**TASK REQUIREMENTS:**
1/ Reproduce the passage of the songfic post, everything from "Finally, the real" down to "I'm a review-a-holic.)".
2/ List every remark the songfic post places inside parentheses, giving each one word for word without the parentheses.
3/ Write the next part of the songfic post, picking up right after its last sentence.

**EXCERPT PROVIDED:**
——

Okay, so I realize that the songfic challenge that
cynical_sweaterand I proposed never really...well, ended. LOL. I completely apologize for that. I'm gonna talk to her and see if we can decide amongst ourselves whether or not we'll go back and do voting again. (I love it how we're so organized, lmao.) We probably will, but we've both been really busy lately, so life has once again thwarted us. I'll keep you guys updated.
piratehatter, I haven't forgotten about the drabble I owe you for winning the last contest. Your request was "Spring," right? I'm gonna try and get right on that. However, my inspiration for fic-writing has just come back to me (and my job keeps getting in the way), so hopefully I'll have that out to you soon. Don't worry. It'll be awesome. (I can't guarantee it'll be a drabble, though. I suck at writing short things. My shortest thing is my newest piece, which is three pages on MS Word.)
Finally, the real point of this post. I, despite knowing that the challenge ended a long time ago, wrote a new Ben/Riley songfic. I was driving home from work the other day, heard this song on the radio, and the idea hit me like a truck dead on. However, again, it's another first for me. Complete and total angst. (I'm a happy-ending kind of girl. I like it when things work out in the end.) So, it's unbeta'd by anyone but MS Word's spell checker, but I think you'll enjoy. (Let me know? I'm a review-a-holic.)

——

**SUPPLIED ENTRIES:**
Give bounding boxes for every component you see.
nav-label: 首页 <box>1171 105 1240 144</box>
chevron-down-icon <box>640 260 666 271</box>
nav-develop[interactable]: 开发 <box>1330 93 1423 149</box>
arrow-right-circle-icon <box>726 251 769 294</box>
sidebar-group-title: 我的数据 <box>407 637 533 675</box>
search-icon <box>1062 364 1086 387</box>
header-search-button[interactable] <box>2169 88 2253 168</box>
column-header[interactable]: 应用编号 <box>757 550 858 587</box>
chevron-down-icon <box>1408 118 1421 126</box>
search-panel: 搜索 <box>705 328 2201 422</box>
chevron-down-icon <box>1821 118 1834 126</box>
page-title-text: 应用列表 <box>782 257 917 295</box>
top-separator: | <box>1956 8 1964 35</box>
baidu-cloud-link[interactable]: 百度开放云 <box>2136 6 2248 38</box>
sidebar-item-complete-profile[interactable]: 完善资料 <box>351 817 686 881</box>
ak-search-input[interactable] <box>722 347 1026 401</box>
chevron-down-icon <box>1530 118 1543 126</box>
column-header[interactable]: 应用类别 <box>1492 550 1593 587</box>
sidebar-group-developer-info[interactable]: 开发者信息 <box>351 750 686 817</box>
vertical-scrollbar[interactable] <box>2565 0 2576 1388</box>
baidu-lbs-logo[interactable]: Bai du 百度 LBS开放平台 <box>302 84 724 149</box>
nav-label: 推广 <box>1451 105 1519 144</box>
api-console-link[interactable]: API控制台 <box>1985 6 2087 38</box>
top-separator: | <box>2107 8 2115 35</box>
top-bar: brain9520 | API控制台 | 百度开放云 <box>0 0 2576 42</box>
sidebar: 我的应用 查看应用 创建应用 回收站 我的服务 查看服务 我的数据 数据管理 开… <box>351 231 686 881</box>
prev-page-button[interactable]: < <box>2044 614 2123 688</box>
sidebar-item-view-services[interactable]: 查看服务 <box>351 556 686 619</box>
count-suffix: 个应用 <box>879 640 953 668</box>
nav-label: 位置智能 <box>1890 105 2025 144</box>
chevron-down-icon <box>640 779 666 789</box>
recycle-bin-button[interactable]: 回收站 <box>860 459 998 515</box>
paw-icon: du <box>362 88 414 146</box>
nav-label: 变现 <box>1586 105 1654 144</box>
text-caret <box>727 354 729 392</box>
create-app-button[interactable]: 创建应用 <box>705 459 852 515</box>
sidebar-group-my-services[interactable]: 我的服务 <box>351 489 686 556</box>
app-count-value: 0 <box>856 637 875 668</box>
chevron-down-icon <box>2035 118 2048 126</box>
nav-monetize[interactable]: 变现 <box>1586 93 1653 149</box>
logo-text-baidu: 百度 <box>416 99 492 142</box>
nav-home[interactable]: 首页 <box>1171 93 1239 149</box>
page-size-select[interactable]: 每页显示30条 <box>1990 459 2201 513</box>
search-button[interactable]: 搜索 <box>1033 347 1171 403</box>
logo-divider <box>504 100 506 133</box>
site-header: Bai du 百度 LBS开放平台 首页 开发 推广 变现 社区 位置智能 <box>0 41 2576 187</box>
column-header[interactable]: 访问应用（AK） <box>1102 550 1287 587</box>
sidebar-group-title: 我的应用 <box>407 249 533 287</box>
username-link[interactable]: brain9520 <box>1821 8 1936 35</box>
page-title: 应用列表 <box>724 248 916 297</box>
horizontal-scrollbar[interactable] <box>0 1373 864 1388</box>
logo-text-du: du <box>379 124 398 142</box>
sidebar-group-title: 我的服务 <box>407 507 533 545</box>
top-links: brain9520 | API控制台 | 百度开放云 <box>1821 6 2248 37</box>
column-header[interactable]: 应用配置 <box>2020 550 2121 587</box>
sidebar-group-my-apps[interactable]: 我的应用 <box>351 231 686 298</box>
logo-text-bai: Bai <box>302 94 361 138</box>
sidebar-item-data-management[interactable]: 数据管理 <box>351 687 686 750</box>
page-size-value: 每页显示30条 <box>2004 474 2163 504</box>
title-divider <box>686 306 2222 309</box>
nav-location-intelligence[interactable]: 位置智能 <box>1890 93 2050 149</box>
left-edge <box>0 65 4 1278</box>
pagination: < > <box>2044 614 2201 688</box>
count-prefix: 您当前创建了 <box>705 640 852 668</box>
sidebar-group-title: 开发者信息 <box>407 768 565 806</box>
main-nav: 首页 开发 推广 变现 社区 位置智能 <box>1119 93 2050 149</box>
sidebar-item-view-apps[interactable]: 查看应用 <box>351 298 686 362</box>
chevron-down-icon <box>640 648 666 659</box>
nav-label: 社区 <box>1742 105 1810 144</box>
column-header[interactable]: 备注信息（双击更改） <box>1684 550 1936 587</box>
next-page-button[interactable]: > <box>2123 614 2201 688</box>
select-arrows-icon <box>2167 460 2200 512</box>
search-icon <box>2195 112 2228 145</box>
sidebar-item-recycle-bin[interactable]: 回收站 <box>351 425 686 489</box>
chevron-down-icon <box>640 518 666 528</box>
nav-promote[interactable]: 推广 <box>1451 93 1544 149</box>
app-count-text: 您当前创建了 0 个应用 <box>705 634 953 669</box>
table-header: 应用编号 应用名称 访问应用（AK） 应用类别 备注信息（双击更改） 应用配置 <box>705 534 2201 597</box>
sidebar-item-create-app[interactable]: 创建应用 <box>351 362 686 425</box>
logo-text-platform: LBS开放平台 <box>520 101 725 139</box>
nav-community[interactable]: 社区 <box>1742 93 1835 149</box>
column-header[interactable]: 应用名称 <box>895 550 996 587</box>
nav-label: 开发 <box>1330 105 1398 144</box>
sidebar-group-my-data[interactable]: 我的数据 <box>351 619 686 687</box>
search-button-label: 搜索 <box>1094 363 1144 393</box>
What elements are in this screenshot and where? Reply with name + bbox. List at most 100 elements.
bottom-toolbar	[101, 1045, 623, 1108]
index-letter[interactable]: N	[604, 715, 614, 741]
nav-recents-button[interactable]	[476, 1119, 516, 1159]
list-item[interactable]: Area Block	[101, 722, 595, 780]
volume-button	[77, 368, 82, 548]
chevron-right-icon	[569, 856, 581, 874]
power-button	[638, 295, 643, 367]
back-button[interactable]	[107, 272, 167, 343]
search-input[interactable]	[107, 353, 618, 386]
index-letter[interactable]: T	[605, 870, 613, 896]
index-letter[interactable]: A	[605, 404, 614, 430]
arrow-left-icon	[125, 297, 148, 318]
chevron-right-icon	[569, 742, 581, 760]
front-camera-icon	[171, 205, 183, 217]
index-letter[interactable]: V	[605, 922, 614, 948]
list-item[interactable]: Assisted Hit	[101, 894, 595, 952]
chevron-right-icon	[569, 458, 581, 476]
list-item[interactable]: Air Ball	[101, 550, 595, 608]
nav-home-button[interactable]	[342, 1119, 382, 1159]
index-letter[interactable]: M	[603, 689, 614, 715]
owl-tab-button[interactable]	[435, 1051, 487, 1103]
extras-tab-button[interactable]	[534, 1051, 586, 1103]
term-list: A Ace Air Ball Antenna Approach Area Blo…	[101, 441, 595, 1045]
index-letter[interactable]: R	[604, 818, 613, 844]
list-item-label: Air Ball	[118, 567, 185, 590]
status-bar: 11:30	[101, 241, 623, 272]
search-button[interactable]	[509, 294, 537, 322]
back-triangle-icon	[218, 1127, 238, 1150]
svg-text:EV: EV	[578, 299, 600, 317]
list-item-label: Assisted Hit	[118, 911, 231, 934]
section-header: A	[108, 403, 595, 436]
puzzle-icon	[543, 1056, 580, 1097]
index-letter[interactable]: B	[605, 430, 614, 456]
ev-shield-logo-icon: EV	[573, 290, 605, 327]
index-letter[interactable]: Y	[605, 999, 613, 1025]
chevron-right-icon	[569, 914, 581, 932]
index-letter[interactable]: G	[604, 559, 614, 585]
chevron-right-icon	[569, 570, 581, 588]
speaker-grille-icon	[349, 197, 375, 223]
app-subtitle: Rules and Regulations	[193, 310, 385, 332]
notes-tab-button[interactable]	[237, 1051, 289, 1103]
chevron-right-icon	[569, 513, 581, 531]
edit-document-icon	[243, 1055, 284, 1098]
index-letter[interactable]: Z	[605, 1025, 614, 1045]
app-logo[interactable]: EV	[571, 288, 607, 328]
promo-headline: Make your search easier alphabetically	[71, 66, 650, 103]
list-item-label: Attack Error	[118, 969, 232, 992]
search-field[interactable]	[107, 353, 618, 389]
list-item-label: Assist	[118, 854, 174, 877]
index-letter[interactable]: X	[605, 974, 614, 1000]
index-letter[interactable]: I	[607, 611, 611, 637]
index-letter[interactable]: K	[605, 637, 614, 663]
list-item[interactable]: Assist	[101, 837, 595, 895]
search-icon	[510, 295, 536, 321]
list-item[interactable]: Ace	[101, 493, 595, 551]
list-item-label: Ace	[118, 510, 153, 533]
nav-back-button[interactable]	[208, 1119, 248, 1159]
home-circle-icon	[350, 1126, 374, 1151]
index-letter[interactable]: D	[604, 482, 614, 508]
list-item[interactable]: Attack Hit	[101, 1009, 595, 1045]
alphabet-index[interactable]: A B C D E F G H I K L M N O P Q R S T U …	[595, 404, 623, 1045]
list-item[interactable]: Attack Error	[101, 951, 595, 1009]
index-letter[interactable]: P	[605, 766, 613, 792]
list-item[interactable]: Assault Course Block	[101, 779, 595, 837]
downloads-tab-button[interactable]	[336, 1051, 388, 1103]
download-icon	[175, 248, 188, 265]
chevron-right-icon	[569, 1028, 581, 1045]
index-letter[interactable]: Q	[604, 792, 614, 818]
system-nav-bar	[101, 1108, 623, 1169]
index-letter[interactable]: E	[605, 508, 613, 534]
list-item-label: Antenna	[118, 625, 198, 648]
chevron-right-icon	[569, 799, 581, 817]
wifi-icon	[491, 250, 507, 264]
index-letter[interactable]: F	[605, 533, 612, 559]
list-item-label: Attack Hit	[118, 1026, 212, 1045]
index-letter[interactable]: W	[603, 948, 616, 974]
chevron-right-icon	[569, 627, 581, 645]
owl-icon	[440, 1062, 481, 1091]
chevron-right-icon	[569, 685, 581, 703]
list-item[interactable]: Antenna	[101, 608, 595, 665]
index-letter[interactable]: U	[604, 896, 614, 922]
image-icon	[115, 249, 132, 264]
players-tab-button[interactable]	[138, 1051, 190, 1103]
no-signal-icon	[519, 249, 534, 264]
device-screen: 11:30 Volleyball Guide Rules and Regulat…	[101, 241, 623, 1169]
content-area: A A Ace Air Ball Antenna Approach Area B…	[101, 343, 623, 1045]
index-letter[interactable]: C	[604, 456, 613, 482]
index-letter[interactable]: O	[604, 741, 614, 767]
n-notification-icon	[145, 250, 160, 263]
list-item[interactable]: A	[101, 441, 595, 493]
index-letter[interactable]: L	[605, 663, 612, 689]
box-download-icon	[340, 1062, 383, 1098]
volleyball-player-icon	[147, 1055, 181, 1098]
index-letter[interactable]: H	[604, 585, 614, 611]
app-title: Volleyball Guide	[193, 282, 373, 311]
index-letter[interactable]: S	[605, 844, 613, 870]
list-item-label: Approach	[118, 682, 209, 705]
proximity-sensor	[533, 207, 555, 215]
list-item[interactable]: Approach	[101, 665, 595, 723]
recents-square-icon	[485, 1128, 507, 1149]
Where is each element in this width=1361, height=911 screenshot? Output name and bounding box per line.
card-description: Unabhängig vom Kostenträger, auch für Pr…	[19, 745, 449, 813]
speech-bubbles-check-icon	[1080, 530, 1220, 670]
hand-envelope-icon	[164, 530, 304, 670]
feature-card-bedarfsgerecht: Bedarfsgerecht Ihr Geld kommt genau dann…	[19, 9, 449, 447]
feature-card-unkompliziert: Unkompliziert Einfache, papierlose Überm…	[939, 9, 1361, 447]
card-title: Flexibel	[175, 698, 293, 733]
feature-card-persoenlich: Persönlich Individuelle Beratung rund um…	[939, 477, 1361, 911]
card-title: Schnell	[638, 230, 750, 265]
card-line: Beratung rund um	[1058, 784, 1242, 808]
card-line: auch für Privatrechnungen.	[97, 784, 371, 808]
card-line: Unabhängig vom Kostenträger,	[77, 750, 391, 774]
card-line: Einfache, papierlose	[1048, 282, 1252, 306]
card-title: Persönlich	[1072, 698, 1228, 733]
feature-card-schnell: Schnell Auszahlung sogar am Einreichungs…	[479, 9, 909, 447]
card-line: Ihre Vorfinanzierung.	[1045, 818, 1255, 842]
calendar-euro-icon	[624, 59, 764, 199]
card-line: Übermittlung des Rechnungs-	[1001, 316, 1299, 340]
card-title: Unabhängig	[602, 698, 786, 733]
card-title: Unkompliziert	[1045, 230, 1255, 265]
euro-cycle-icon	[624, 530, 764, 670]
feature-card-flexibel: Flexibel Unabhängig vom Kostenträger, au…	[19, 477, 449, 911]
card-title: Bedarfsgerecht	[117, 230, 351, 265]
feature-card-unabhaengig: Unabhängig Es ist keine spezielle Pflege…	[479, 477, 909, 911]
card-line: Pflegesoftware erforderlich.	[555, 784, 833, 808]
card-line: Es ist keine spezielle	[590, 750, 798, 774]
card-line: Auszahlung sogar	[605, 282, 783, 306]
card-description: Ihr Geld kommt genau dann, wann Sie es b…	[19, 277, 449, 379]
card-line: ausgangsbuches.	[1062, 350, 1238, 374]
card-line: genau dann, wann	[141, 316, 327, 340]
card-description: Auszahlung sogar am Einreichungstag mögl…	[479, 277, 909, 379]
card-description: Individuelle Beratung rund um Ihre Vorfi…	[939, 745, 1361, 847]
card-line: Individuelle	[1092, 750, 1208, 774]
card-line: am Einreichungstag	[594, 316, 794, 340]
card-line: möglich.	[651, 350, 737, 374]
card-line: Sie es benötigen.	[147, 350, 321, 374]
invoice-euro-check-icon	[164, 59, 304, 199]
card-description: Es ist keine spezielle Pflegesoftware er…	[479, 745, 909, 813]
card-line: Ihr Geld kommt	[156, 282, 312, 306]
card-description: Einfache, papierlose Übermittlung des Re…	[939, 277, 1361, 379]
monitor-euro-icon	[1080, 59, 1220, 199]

——

**EXERCISE ANSWERS:**
1/
Finally, the real point of this post. I, despite knowing that the challenge ended a long time ago, wrote a new Ben/Riley songfic. I was driving home from work the other day, heard this song on the radio, and the idea hit me like a truck dead on. However, again, it's another first for me. Complete and total angst. (I'm a happy-ending kind of girl. I like it when things work out in the end.) So, it's unbeta'd by anyone but MS Word's spell checker, but I think you'll enjoy. (Let me know? I'm a review-a-holic.)

2/
- I love it how we're so organized, lmao.
- and my job keeps getting in the way
- I can't guarantee it'll be a drabble, though. I suck at writing short things. My shortest thing is my newest piece, which is three pages on MS Word.
- I'm a happy-ending kind of girl. I like it when things work out in the end.
- Let me know? I'm a review-a-holic.

3/
EDIT: I just realized that I totally forgot to put up the form that tells you all about my story, lol. So, I'm adding it.
Title: Right Here Waiting
Author: astronomylover
Rating: K+
Pairing: Ben/Riley (but, in this case, it's sorta unrequited)
Disclaimer: Sadly, I don't own them. But I do own a car now!
Summary: Going on a picnic is enough to make anybody happy, right? Well, not if you're Riley Poole, and you're in love with someone who's in love with someone else. These are his thoughts on the situation at hand.
“Right Here Waiting”
I hate it when the weather mocks me. It seems to do that a lot these days. Maybe it’s just because I’m forced to see my best friend with that … woman. You’d think the Scary Declaration Lady would disappear once we returned the Declaration, but no. She had to hang around, and not in the same sense that the Head of the FBI did to make sure we weren’t gonna pull anything else. No, she’s hanging onto Ben…literally.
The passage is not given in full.